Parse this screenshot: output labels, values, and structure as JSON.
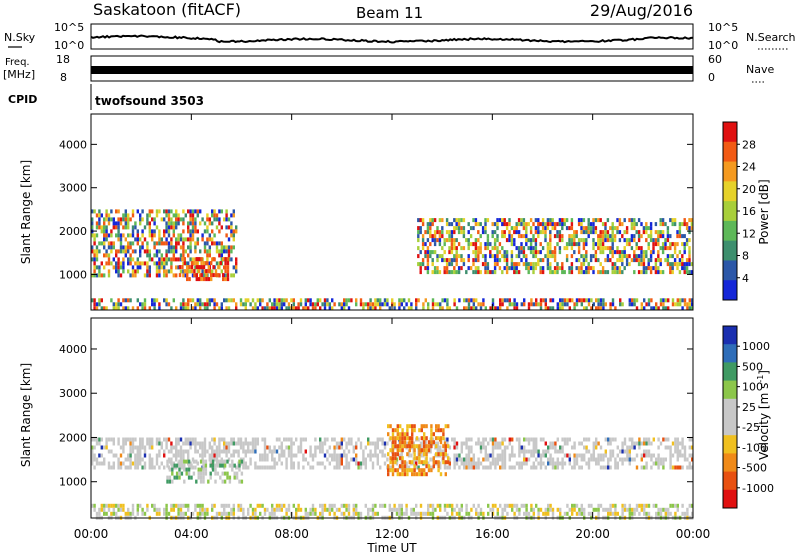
{
  "header": {
    "station": "Saskatoon (fitACF)",
    "beam": "Beam 11",
    "date": "29/Aug/2016"
  },
  "top_panels": {
    "nsky_label": "N.Sky",
    "nsky_ticks": [
      "10^5",
      "10^0"
    ],
    "nsearch_label": "N.Search",
    "nsearch_ticks": [
      "10^5",
      "10^0"
    ],
    "freq_label_line1": "Freq.",
    "freq_label_line2": "[MHz]",
    "freq_ticks": [
      "18",
      "8"
    ],
    "nave_label": "Nave",
    "nave_ticks": [
      "60",
      "0"
    ],
    "cpid_label": "CPID",
    "cpid_value": "twofsound 3503"
  },
  "chart_data": [
    {
      "type": "heatmap",
      "name": "power",
      "ylabel": "Slant Range [km]",
      "yticks": [
        1000,
        2000,
        3000,
        4000
      ],
      "ylim": [
        180,
        4700
      ],
      "xlim_hours": [
        0,
        24
      ],
      "colorbar_label": "Power [dB]",
      "colorbar_ticks": [
        "28",
        "24",
        "20",
        "16",
        "12",
        "8",
        "4"
      ],
      "colorbar_colors": [
        "#e01010",
        "#f25a14",
        "#f59a20",
        "#e6d22a",
        "#a8cf3a",
        "#5db858",
        "#3d8f6e",
        "#2b57a8",
        "#1426d8"
      ],
      "scatter_regions": [
        {
          "x": [
            0,
            5.8
          ],
          "y": [
            1000,
            2500
          ],
          "level": "mixed-high"
        },
        {
          "x": [
            3.5,
            5.5
          ],
          "y": [
            900,
            1400
          ],
          "level": "high"
        },
        {
          "x": [
            13,
            24
          ],
          "y": [
            1100,
            2300
          ],
          "level": "mixed"
        },
        {
          "x": [
            0,
            24
          ],
          "y": [
            200,
            450
          ],
          "level": "mixed-low"
        }
      ]
    },
    {
      "type": "heatmap",
      "name": "velocity",
      "ylabel": "Slant Range [km]",
      "yticks": [
        1000,
        2000,
        3000,
        4000
      ],
      "ylim": [
        180,
        4700
      ],
      "xlim_hours": [
        0,
        24
      ],
      "xticks": [
        "00:00",
        "04:00",
        "08:00",
        "12:00",
        "16:00",
        "20:00",
        "00:00"
      ],
      "xlabel": "Time UT",
      "colorbar_label": "Velocity [m s",
      "colorbar_label_sup": "-1",
      "colorbar_label_end": "]",
      "colorbar_ticks": [
        "1000",
        "500",
        "100",
        "25",
        "-25",
        "-100",
        "-500",
        "-1000"
      ],
      "colorbar_colors": [
        "#1a2fb0",
        "#2e6db8",
        "#3f9a63",
        "#8cc64a",
        "#c8c8c8",
        "#c8c8c8",
        "#f0c020",
        "#f08a18",
        "#e85010",
        "#e01010"
      ],
      "scatter_regions": [
        {
          "x": [
            0,
            24
          ],
          "y": [
            1300,
            2000
          ],
          "level": "ground-scatter"
        },
        {
          "x": [
            3,
            6
          ],
          "y": [
            1000,
            1500
          ],
          "level": "slow"
        },
        {
          "x": [
            11.8,
            14.2
          ],
          "y": [
            1200,
            2300
          ],
          "level": "away"
        },
        {
          "x": [
            0,
            24
          ],
          "y": [
            200,
            500
          ],
          "level": "low"
        }
      ]
    }
  ]
}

########

Short exercise: From the material above, copy everything exactly but the pictures.

Output for this exercise:
Parse this screenshot: output labels, values, and structure as JSON.
{
  "header": {
    "station": "Saskatoon (fitACF)",
    "beam": "Beam 11",
    "date": "29/Aug/2016"
  },
  "top_panels": {
    "nsky_label": "N.Sky",
    "nsky_ticks": [
      "10^5",
      "10^0"
    ],
    "nsearch_label": "N.Search",
    "nsearch_ticks": [
      "10^5",
      "10^0"
    ],
    "freq_label_line1": "Freq.",
    "freq_label_line2": "[MHz]",
    "freq_ticks": [
      "18",
      "8"
    ],
    "nave_label": "Nave",
    "nave_ticks": [
      "60",
      "0"
    ],
    "cpid_label": "CPID",
    "cpid_value": "twofsound 3503"
  },
  "chart_data": [
    {
      "type": "heatmap",
      "name": "power",
      "ylabel": "Slant Range [km]",
      "yticks": [
        1000,
        2000,
        3000,
        4000
      ],
      "ylim": [
        180,
        4700
      ],
      "xlim_hours": [
        0,
        24
      ],
      "colorbar_label": "Power [dB]",
      "colorbar_ticks": [
        "28",
        "24",
        "20",
        "16",
        "12",
        "8",
        "4"
      ],
      "colorbar_colors": [
        "#e01010",
        "#f25a14",
        "#f59a20",
        "#e6d22a",
        "#a8cf3a",
        "#5db858",
        "#3d8f6e",
        "#2b57a8",
        "#1426d8"
      ],
      "scatter_regions": [
        {
          "x": [
            0,
            5.8
          ],
          "y": [
            1000,
            2500
          ],
          "level": "mixed-high"
        },
        {
          "x": [
            3.5,
            5.5
          ],
          "y": [
            900,
            1400
          ],
          "level": "high"
        },
        {
          "x": [
            13,
            24
          ],
          "y": [
            1100,
            2300
          ],
          "level": "mixed"
        },
        {
          "x": [
            0,
            24
          ],
          "y": [
            200,
            450
          ],
          "level": "mixed-low"
        }
      ]
    },
    {
      "type": "heatmap",
      "name": "velocity",
      "ylabel": "Slant Range [km]",
      "yticks": [
        1000,
        2000,
        3000,
        4000
      ],
      "ylim": [
        180,
        4700
      ],
      "xlim_hours": [
        0,
        24
      ],
      "xticks": [
        "00:00",
        "04:00",
        "08:00",
        "12:00",
        "16:00",
        "20:00",
        "00:00"
      ],
      "xlabel": "Time UT",
      "colorbar_label": "Velocity [m s",
      "colorbar_label_sup": "-1",
      "colorbar_label_end": "]",
      "colorbar_ticks": [
        "1000",
        "500",
        "100",
        "25",
        "-25",
        "-100",
        "-500",
        "-1000"
      ],
      "colorbar_colors": [
        "#1a2fb0",
        "#2e6db8",
        "#3f9a63",
        "#8cc64a",
        "#c8c8c8",
        "#c8c8c8",
        "#f0c020",
        "#f08a18",
        "#e85010",
        "#e01010"
      ],
      "scatter_regions": [
        {
          "x": [
            0,
            24
          ],
          "y": [
            1300,
            2000
          ],
          "level": "ground-scatter"
        },
        {
          "x": [
            3,
            6
          ],
          "y": [
            1000,
            1500
          ],
          "level": "slow"
        },
        {
          "x": [
            11.8,
            14.2
          ],
          "y": [
            1200,
            2300
          ],
          "level": "away"
        },
        {
          "x": [
            0,
            24
          ],
          "y": [
            200,
            500
          ],
          "level": "low"
        }
      ]
    }
  ]
}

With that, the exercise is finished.